# Tasks
1: In the excerpt on organizational culture, how many years of research has Jennifer Chatman devoted to leadership and organizational culture?
2: Rewrite the passage of the excerpt on organizational culture starting with "Once those strategic objectives" and going on through "beyond positive attitudes.", substituting "client support" for "customer service".

# Excerpt
Understanding how and when to proactively design your organizational culture is a stumbling block for many leaders.

Most leaders understand that their people are their biggest assets and that organizational culture is important to achieving company objectives. But, in their pursuit of growth or strategic priorities, many let organizational culture fall by the wayside and avoid proactively creating one. Other leaders overly prioritize culture and sacrifice business strategy. It seems that few leaders are hitting the mark when it comes to designing and executing their company culture. 

Understanding the Role of Culture in Company Strategy

Dr. Jennifer Chatman, an award-winning professor of management at UC Berkeley-Haas and faculty director of Leading Strategy Execution through Culture, has devoted the last 30 years of research on the subject of leadership and organizational culture.

Chatman says that leadership teams tend to misunderstand the role of culture. Culture is not created through “perks” like staff lounges or pizza Fridays. It’s a system of shared values the organization has determined to be critical for success. Leaders make a mistake when they don’t proactively cultivate and codify their culture, because “no matter what leaders do, or don’t do, a culture will form,” says Chatman. “It’s inevitable.” Leaders do have the choice on how and whether that culture can achieve their objectives. 

Culture as a Strategy Engine 

So how can leaders begin to think about designing their culture to serve their strategic objectives? Chatman has boiled it down to three criteria:

Culture must align with business objectives. Leaders must, first and foremost, define a clear organizational strategy: they need to have a solid business model, understand the company’s place in the market, and have a clear plan of action for its bottom line and growth goals. 

Once those strategic objectives are in place, leaders must begin identifying what core values and attributes are right for achieving those objectives. For instance, if part of a company’s competitive strategy is providing the highest quality customer service, they must include cultural values around service to others, going above and beyond positive attitudes.

“Culture is your strategy execution engine,” Chatman says. “I encourage leaders to define their strategy first, and once those strategic aspirations are defined, then think clearly about the most important behaviors and values that are going to enable the company to achieve its strategic objectives.”

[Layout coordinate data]
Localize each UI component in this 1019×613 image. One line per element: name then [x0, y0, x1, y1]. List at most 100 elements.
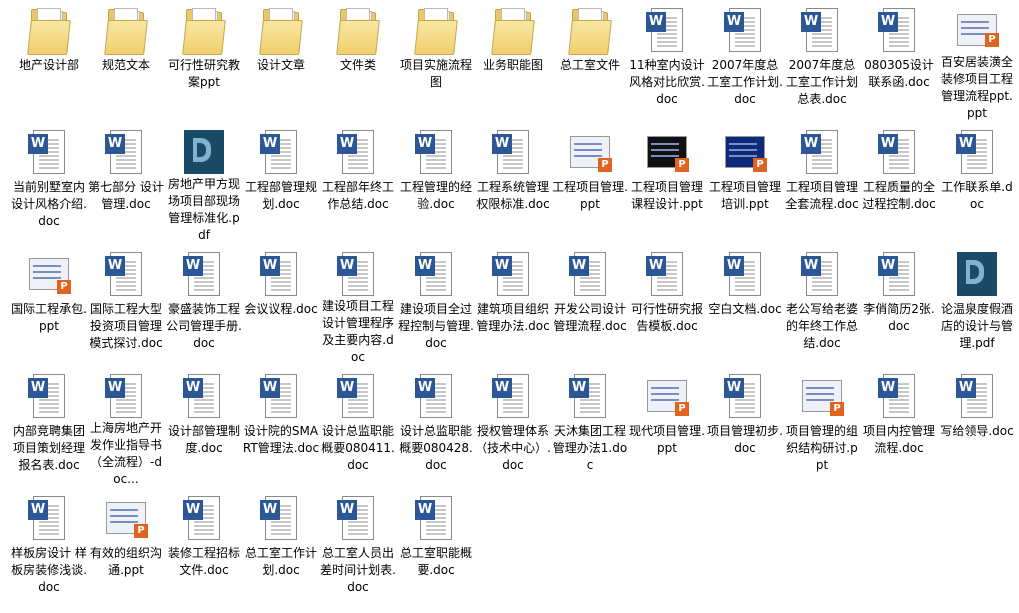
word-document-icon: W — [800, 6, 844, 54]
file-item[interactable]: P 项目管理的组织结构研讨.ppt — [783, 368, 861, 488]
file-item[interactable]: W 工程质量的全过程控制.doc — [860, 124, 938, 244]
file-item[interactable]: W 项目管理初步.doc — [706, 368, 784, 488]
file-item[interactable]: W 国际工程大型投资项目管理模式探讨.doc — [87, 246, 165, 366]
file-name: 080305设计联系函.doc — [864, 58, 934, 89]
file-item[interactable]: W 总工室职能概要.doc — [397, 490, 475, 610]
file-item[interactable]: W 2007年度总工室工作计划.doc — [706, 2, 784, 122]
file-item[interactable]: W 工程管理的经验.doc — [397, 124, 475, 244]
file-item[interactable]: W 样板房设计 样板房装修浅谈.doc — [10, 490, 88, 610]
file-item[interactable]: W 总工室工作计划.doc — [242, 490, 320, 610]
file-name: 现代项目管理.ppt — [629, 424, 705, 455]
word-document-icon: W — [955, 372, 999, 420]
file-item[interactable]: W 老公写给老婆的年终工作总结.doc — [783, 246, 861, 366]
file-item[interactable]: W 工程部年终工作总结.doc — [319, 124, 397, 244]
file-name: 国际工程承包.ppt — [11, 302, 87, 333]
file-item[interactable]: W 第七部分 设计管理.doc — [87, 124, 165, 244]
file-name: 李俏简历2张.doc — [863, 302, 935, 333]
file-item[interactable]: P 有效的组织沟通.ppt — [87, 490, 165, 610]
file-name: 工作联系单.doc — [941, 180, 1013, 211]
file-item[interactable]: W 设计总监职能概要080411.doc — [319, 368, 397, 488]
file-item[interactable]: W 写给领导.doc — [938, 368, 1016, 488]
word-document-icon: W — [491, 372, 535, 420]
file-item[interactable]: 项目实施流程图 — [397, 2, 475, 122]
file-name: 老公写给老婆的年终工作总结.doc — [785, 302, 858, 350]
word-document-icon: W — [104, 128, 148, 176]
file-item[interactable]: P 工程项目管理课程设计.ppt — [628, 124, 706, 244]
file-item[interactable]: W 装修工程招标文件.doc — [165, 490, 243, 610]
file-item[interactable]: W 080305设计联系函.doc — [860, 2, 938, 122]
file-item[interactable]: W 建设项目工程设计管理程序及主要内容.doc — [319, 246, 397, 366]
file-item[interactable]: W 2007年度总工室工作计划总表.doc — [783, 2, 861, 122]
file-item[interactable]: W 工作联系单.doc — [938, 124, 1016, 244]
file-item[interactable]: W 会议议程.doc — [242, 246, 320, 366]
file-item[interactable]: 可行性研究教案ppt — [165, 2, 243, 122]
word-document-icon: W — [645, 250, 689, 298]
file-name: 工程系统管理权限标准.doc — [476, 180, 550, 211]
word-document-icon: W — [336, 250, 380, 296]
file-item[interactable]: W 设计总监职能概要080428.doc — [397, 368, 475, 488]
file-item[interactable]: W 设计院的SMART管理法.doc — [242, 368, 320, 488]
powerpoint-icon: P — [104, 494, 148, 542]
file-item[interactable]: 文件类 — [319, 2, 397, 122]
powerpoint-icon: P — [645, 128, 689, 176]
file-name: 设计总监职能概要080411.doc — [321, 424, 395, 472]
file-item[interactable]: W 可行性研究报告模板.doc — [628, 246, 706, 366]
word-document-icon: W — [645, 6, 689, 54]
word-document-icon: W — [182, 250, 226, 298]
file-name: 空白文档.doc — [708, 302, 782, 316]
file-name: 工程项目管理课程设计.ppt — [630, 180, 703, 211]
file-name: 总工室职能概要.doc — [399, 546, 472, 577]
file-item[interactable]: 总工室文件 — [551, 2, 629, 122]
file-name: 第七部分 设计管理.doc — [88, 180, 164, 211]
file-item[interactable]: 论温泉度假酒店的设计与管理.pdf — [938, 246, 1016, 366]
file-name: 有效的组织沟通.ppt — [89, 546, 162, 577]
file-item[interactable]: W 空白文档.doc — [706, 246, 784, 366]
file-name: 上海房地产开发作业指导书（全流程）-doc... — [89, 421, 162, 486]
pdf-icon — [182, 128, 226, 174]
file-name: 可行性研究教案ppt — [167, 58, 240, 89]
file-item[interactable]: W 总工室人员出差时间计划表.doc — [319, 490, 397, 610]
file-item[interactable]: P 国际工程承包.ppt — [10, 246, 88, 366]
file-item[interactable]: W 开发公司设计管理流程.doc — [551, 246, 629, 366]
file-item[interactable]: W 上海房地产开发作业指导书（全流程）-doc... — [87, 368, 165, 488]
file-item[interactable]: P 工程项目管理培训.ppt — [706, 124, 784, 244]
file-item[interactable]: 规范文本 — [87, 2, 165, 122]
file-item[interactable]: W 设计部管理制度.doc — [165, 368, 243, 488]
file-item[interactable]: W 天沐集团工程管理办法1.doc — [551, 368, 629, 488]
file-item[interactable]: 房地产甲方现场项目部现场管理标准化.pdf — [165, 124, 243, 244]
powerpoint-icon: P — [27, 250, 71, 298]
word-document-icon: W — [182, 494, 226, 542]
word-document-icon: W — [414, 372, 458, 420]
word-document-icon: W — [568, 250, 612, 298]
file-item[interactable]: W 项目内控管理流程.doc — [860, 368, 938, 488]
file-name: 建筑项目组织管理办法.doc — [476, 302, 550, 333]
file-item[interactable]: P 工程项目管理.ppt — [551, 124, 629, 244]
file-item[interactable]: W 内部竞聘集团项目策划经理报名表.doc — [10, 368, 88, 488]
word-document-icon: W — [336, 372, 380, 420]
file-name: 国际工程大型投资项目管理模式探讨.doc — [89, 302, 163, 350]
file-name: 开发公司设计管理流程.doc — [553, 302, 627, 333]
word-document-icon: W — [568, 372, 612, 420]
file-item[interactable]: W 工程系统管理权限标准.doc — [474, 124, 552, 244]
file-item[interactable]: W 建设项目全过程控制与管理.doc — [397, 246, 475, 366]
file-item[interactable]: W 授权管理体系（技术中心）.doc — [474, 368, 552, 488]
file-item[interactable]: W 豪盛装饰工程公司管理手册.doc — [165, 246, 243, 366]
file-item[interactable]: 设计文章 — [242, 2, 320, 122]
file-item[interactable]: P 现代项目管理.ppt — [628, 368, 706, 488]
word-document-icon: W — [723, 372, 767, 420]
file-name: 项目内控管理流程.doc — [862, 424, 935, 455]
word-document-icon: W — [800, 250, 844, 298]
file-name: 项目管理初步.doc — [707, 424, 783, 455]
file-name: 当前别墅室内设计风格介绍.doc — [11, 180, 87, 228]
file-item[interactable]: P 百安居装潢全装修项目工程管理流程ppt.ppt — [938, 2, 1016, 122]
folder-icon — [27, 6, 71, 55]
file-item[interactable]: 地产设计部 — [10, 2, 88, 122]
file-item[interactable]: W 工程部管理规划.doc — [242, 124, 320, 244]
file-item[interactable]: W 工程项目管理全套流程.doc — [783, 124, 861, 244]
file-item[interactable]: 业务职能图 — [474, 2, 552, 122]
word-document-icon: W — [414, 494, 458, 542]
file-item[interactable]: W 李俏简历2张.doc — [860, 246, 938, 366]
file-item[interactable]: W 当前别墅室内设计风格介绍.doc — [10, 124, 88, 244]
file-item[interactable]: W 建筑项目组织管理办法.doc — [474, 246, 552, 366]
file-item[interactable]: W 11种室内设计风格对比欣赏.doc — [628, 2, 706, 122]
* * *
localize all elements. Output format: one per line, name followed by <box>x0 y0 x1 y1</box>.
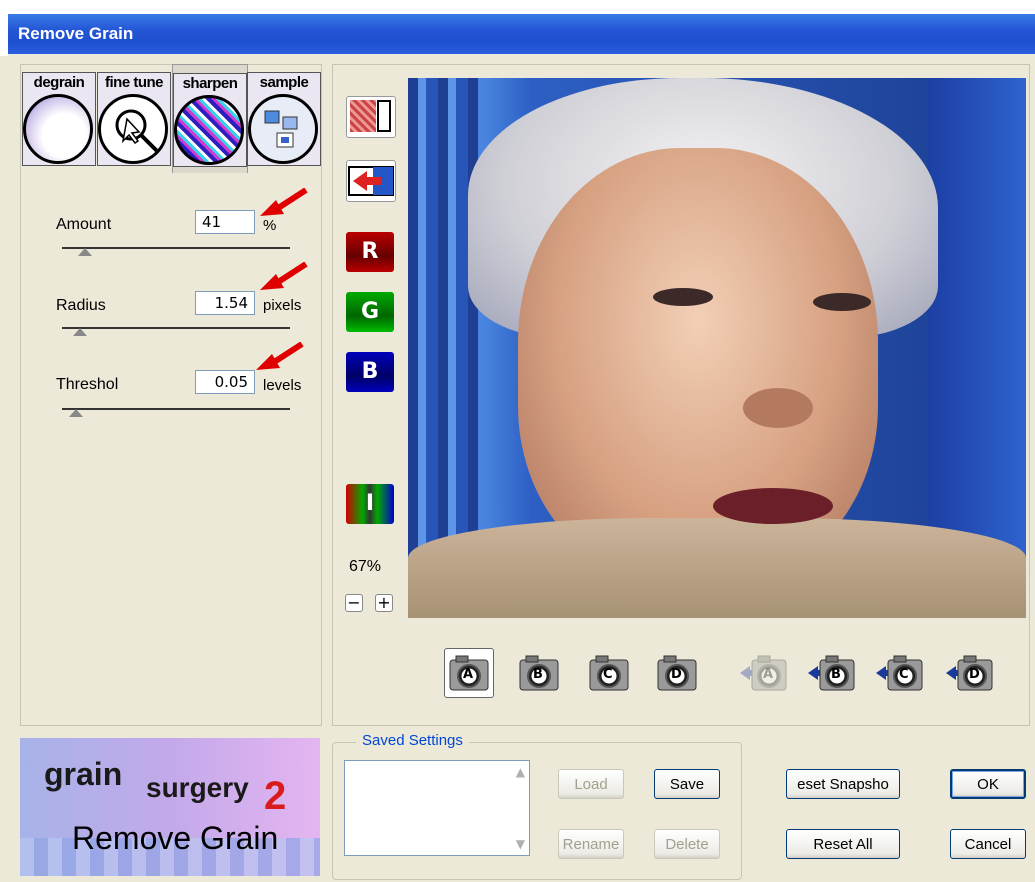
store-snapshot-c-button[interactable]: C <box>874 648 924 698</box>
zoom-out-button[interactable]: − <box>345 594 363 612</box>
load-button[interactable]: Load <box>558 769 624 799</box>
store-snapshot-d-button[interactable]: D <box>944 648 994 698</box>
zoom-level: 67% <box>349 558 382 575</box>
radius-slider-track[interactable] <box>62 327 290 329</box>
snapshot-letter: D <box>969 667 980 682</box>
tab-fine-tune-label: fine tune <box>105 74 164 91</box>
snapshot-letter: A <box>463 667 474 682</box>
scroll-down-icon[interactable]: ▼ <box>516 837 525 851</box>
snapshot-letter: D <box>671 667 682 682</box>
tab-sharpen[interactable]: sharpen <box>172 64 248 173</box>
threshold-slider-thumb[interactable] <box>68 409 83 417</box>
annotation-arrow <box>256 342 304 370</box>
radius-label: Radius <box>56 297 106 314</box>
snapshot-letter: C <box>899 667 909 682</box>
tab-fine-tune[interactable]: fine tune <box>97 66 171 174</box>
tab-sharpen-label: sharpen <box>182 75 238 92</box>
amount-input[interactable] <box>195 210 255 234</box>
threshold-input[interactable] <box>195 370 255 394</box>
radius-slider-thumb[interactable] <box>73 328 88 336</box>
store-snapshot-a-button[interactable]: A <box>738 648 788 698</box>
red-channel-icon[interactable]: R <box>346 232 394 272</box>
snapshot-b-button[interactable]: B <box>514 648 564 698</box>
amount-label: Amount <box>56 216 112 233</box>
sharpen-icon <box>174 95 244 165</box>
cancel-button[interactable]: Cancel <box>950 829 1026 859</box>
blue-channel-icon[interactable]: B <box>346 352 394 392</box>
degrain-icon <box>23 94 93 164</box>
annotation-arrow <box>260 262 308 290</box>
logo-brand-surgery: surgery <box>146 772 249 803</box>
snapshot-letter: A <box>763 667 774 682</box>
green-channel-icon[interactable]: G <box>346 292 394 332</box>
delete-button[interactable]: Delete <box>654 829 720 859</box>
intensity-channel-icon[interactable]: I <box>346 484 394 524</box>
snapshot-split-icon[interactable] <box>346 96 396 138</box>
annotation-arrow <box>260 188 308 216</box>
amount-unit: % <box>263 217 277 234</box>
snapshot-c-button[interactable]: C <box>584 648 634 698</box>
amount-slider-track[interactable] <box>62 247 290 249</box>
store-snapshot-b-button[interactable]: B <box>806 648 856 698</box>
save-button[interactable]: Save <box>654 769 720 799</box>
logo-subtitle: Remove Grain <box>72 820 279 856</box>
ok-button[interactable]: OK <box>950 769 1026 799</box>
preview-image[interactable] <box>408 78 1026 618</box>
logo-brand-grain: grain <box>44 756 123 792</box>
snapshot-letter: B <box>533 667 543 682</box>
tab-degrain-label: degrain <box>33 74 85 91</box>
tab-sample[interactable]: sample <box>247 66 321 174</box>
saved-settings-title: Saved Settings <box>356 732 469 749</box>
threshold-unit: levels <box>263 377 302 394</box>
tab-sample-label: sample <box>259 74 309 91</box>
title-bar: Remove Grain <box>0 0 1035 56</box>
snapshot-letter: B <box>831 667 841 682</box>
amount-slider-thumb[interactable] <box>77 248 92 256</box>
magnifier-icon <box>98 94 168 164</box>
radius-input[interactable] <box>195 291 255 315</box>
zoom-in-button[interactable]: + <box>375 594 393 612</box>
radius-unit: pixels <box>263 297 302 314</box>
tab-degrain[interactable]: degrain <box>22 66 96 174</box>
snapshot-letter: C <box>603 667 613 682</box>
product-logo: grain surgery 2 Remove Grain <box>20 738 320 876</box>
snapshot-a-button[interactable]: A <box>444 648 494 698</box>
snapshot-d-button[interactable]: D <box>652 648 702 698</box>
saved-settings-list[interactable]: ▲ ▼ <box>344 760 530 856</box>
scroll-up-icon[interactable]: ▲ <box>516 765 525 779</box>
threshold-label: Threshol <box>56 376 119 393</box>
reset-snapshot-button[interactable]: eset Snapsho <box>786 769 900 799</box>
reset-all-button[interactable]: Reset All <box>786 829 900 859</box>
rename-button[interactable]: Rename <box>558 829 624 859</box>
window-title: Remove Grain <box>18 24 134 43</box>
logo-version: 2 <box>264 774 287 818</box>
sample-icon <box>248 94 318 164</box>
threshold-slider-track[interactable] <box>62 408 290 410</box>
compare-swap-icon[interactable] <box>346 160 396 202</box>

# Results
1: The last 30 years.

2:
Once those strategic objectives are in place, leaders must begin identifying what core values and attributes are right for achieving those objectives. For instance, if part of a company’s competitive strategy is providing the highest quality client support, they must include cultural values around service to others, going above and beyond positive attitudes.